» Work instructions
Reproduce the rows below verbatim, starting at the first row and ending at the row that contains "grid-line: [774, 152, 788, 446]", with both of those rows included.

—————

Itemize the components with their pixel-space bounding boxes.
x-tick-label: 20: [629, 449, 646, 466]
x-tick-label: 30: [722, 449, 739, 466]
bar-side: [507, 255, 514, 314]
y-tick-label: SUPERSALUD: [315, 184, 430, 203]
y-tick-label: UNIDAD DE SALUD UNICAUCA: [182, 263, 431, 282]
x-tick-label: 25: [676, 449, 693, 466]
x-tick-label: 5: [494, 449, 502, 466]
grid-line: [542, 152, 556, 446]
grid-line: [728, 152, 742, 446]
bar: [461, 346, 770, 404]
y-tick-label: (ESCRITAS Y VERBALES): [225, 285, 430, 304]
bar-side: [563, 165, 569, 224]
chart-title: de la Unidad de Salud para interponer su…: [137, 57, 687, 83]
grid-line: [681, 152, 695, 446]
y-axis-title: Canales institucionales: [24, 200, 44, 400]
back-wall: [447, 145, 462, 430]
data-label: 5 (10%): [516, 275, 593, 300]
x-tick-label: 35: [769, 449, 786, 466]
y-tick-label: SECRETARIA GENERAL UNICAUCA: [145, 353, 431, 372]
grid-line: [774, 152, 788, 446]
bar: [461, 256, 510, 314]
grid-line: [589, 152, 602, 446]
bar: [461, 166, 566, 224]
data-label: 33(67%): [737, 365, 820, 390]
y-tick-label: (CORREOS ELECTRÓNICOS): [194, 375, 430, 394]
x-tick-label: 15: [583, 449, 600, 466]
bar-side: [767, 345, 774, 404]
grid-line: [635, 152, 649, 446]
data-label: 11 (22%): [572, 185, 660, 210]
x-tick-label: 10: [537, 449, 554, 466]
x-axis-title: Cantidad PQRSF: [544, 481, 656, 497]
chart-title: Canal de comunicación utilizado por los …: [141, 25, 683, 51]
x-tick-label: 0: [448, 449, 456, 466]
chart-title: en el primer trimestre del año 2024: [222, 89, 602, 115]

—————

» Written response
Itemize the components with their pixel-space bounding boxes.
x-tick-label: 20: [629, 449, 646, 466]
x-tick-label: 30: [722, 449, 739, 466]
bar-side: [507, 255, 514, 314]
y-tick-label: SUPERSALUD: [315, 184, 430, 203]
y-tick-label: UNIDAD DE SALUD UNICAUCA: [182, 263, 431, 282]
x-tick-label: 25: [676, 449, 693, 466]
x-tick-label: 5: [494, 449, 502, 466]
grid-line: [542, 152, 556, 446]
grid-line: [728, 152, 742, 446]
bar: [461, 346, 770, 404]
y-tick-label: (ESCRITAS Y VERBALES): [225, 285, 430, 304]
bar-side: [563, 165, 569, 224]
chart-title: de la Unidad de Salud para interponer su…: [137, 57, 687, 83]
grid-line: [681, 152, 695, 446]
y-axis-title: Canales institucionales: [24, 200, 44, 400]
back-wall: [447, 145, 462, 430]
data-label: 5 (10%): [516, 275, 593, 300]
x-tick-label: 35: [769, 449, 786, 466]
y-tick-label: SECRETARIA GENERAL UNICAUCA: [145, 353, 431, 372]
grid-line: [774, 152, 788, 446]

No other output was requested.